--- Start Extracted records ---
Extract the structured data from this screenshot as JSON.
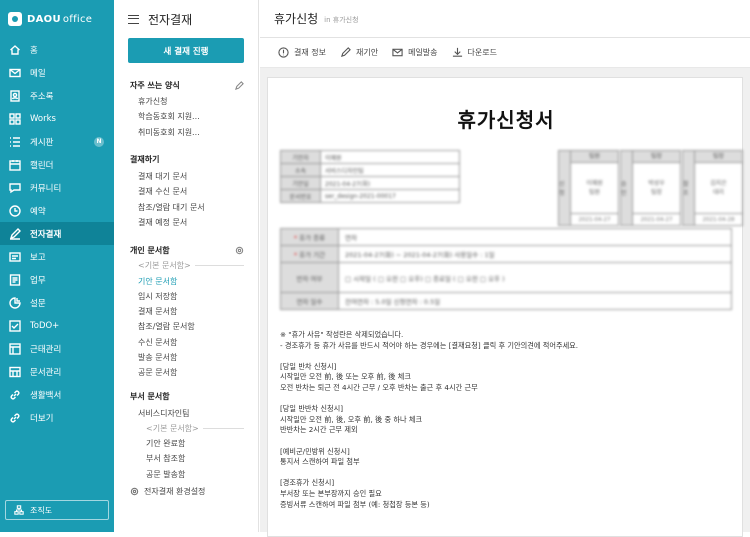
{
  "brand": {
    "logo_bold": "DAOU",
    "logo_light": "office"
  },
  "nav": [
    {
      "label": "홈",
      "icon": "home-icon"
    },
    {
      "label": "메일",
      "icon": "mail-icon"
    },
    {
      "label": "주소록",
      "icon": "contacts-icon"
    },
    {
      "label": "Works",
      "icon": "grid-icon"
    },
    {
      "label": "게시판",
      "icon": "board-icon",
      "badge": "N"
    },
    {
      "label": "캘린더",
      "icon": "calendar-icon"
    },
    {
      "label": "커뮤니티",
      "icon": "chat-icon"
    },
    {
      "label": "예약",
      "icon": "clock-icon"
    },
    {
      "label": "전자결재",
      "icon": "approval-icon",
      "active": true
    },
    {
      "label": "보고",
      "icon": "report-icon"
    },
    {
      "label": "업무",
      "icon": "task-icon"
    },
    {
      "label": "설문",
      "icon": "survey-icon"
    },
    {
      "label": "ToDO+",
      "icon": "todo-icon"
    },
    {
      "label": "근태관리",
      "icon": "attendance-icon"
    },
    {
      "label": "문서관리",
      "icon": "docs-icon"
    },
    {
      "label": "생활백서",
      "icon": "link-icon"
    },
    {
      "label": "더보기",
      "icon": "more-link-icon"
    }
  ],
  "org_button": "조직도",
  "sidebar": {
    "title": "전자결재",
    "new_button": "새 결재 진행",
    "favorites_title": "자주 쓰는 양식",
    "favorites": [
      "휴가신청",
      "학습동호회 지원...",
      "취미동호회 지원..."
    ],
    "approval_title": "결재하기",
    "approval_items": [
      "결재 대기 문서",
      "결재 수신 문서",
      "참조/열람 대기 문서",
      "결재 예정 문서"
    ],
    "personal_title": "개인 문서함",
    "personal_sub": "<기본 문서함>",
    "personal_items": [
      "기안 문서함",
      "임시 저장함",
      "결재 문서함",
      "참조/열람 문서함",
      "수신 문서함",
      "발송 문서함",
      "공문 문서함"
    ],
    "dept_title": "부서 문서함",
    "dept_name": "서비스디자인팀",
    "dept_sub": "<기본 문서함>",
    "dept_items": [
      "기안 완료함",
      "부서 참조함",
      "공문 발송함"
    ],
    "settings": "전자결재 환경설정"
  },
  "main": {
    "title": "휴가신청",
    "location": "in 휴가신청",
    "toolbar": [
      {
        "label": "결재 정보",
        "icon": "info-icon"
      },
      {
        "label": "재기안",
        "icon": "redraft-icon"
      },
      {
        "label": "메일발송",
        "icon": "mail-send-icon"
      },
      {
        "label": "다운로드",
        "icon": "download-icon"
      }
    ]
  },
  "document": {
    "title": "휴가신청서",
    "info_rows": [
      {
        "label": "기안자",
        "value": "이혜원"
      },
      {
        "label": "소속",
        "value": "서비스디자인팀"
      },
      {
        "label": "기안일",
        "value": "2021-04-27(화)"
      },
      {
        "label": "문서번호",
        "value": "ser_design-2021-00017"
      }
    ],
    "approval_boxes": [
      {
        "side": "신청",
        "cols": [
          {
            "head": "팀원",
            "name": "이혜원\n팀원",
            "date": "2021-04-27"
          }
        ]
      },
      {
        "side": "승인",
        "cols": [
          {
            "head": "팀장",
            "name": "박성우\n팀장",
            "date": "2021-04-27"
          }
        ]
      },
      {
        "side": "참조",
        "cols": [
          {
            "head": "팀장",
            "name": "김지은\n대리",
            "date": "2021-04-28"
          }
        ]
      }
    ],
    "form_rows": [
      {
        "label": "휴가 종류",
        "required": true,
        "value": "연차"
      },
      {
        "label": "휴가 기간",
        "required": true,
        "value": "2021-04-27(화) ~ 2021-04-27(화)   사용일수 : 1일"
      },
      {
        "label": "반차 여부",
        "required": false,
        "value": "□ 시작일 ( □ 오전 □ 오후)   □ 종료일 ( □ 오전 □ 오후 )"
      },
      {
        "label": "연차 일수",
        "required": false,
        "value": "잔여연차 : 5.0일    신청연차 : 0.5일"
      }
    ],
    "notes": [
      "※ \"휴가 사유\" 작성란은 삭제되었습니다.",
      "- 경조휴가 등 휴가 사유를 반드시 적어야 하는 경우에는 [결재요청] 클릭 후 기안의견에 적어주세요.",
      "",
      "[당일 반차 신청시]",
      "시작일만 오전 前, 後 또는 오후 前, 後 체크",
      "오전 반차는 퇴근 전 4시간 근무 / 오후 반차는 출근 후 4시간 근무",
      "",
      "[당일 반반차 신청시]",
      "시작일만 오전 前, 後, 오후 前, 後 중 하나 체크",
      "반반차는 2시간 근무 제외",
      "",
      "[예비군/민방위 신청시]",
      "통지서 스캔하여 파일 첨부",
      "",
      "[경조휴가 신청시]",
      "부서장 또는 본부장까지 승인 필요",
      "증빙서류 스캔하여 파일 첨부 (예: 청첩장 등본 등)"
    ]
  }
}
--- End Extracted records ---
--- Start Extracted records ---
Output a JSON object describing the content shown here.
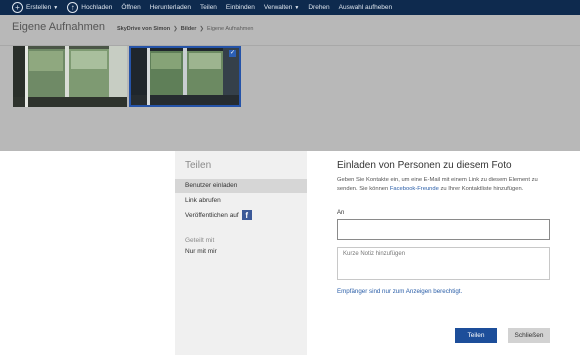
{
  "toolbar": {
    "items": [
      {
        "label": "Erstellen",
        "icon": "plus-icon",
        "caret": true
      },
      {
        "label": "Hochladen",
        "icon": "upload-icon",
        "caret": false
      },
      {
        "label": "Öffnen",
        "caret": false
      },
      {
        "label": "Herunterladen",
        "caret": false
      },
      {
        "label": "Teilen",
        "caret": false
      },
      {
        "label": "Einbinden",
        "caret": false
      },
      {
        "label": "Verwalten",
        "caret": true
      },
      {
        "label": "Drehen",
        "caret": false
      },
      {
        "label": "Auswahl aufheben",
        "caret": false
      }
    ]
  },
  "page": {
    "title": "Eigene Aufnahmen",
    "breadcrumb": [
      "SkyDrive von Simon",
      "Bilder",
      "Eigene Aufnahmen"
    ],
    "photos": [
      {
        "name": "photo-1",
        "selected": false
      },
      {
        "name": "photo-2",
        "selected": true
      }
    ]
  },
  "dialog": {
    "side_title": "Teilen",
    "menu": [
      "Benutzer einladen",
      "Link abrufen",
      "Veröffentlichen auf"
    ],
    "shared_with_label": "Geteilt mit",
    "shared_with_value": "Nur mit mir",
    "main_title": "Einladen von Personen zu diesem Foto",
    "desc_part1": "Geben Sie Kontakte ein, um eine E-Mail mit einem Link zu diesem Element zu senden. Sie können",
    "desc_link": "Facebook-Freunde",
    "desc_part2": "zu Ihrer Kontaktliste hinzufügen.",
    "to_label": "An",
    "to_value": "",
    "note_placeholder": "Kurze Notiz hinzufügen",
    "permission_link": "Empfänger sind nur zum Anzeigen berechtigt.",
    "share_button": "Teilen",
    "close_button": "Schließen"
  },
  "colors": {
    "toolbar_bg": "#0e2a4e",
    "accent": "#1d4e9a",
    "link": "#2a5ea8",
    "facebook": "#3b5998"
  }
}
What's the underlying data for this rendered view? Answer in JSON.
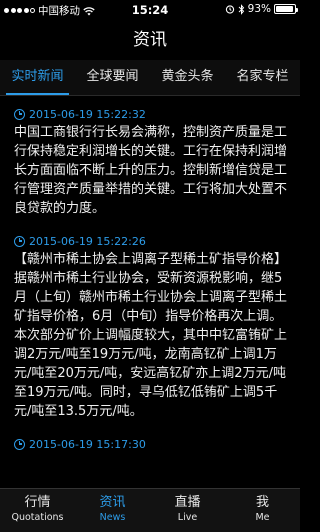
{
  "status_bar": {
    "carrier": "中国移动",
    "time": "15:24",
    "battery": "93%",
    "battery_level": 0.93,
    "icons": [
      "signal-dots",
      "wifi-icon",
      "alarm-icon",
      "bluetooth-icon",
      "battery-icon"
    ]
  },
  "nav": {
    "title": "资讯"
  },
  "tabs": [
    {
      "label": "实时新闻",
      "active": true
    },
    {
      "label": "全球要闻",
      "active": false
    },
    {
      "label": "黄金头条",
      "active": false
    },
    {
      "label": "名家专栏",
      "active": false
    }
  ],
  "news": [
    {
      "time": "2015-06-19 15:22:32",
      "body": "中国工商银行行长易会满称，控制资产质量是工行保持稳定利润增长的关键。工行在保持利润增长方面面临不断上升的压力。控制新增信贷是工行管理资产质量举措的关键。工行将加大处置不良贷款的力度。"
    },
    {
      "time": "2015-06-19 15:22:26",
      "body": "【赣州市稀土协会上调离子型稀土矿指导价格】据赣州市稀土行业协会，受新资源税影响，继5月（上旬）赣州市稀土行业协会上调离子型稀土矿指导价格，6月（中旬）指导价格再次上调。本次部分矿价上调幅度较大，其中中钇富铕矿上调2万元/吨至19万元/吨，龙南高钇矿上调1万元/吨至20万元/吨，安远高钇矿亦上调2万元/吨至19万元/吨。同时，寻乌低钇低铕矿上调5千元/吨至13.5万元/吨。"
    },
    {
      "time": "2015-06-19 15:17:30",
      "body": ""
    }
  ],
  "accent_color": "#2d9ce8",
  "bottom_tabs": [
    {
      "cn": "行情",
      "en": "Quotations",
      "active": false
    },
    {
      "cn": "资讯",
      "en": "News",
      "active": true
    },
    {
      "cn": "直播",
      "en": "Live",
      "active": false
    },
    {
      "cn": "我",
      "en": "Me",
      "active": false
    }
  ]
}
--- End Extracted records ---
--- Start Extracted records ---
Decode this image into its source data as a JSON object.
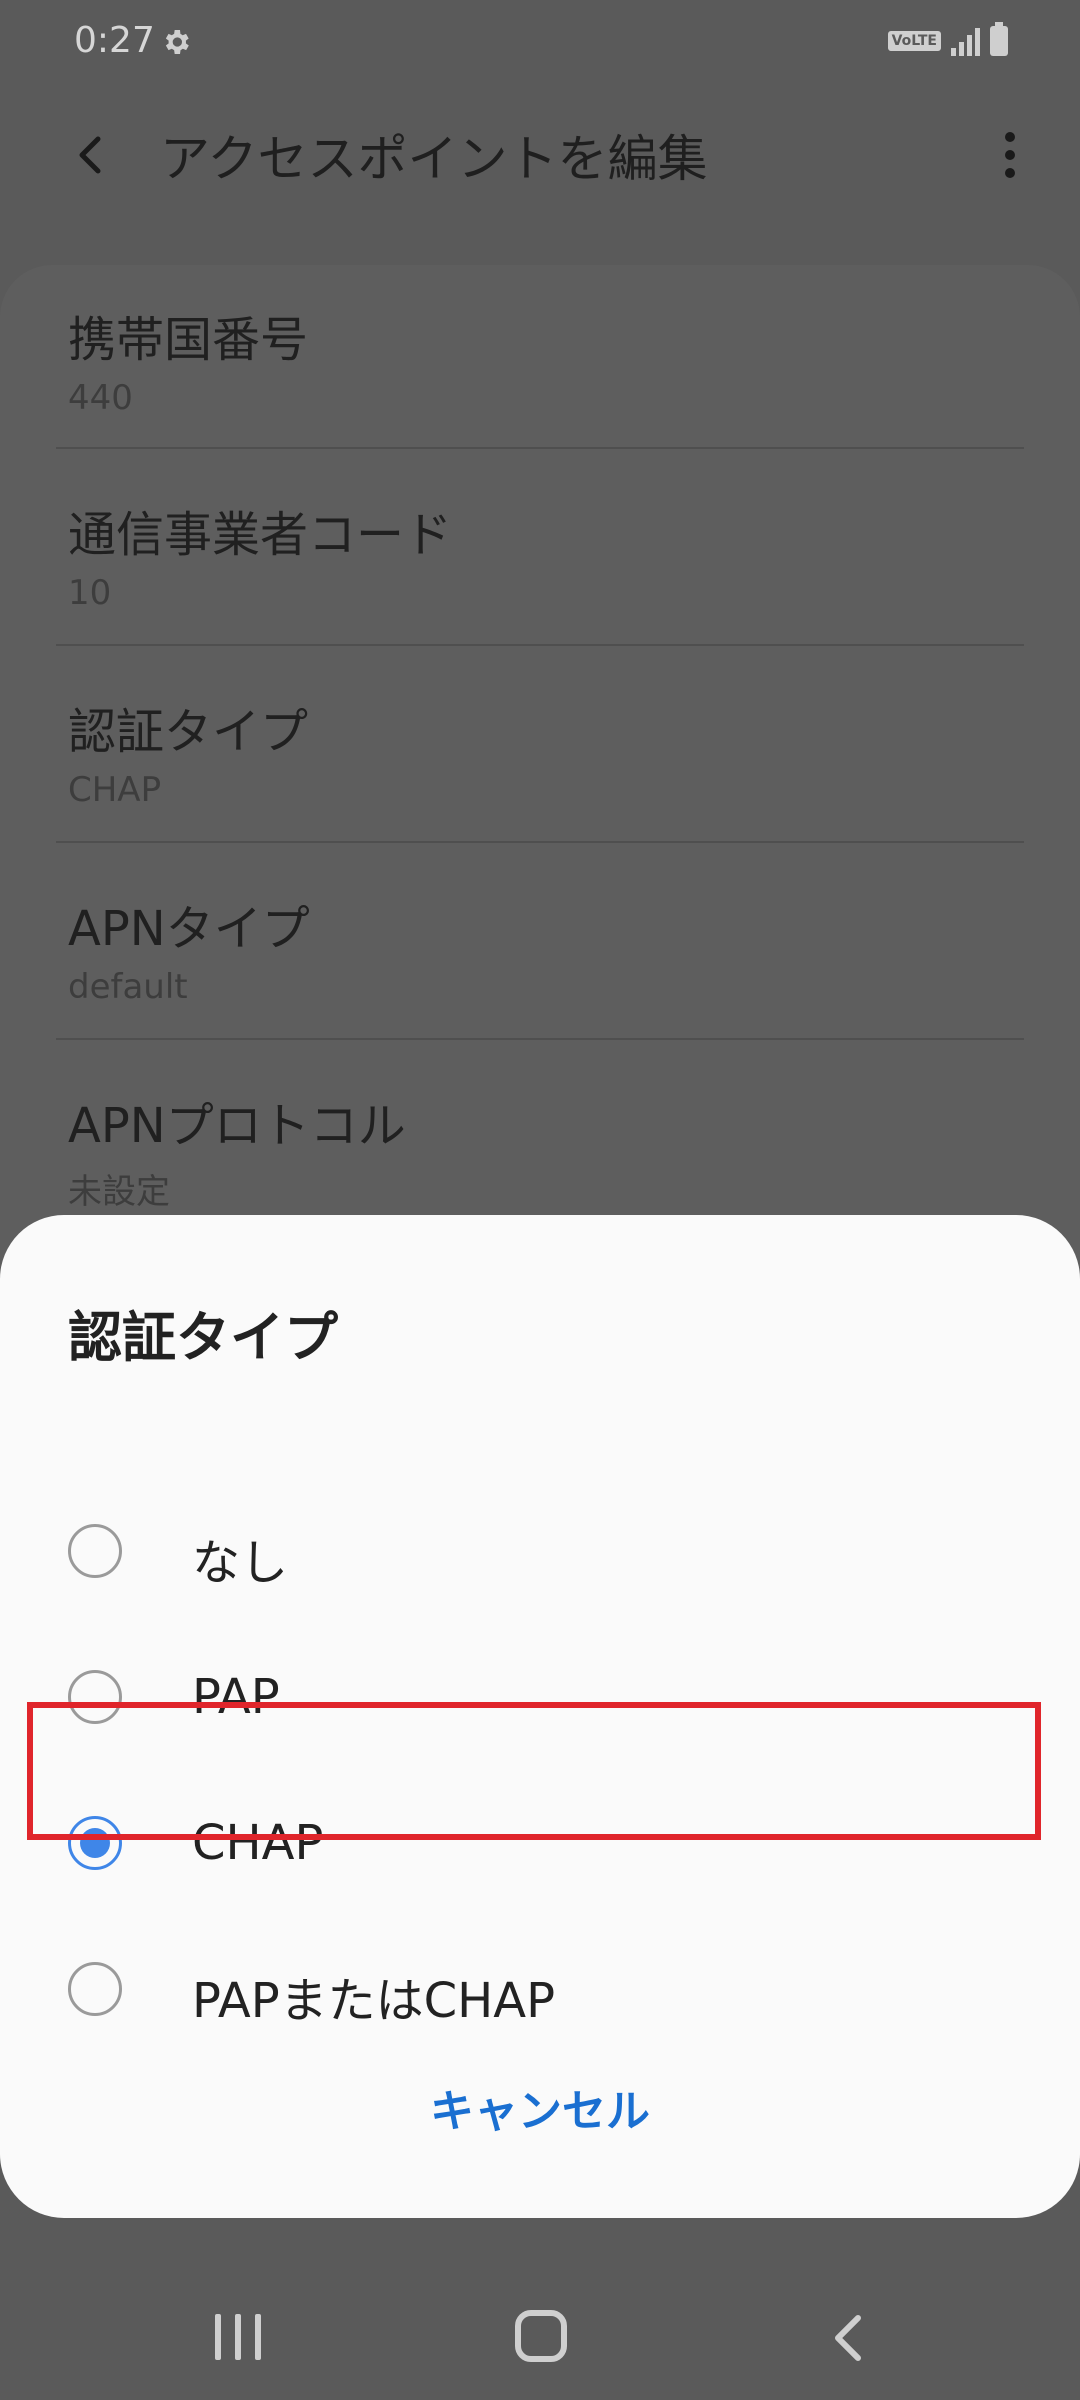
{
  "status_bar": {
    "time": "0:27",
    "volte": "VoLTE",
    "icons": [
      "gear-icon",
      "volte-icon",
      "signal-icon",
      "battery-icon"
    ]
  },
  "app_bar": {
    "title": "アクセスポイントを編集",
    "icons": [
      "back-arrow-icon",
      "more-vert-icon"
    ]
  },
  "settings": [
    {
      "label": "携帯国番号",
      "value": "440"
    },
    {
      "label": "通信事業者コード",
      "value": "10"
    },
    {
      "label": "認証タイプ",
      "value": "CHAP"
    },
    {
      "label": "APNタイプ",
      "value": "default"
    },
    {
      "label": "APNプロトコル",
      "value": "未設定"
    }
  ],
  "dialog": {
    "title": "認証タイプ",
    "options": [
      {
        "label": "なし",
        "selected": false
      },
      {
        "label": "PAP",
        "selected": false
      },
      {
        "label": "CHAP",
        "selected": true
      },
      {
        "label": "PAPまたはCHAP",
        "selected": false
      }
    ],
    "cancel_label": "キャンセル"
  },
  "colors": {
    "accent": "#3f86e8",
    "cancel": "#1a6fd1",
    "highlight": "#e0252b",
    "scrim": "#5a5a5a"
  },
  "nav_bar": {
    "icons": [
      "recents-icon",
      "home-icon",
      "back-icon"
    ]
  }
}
--- End Extracted records ---
> What you will do
Check each line of the entries above for the word "time". List the ones that have it.

> Result of the exercise
    "time": "15:24",
      "time": "2015-06-19 15:22:32",
      "time": "2015-06-19 15:22:26",
      "time": "2015-06-19 15:17:30",
    "time": "0:27",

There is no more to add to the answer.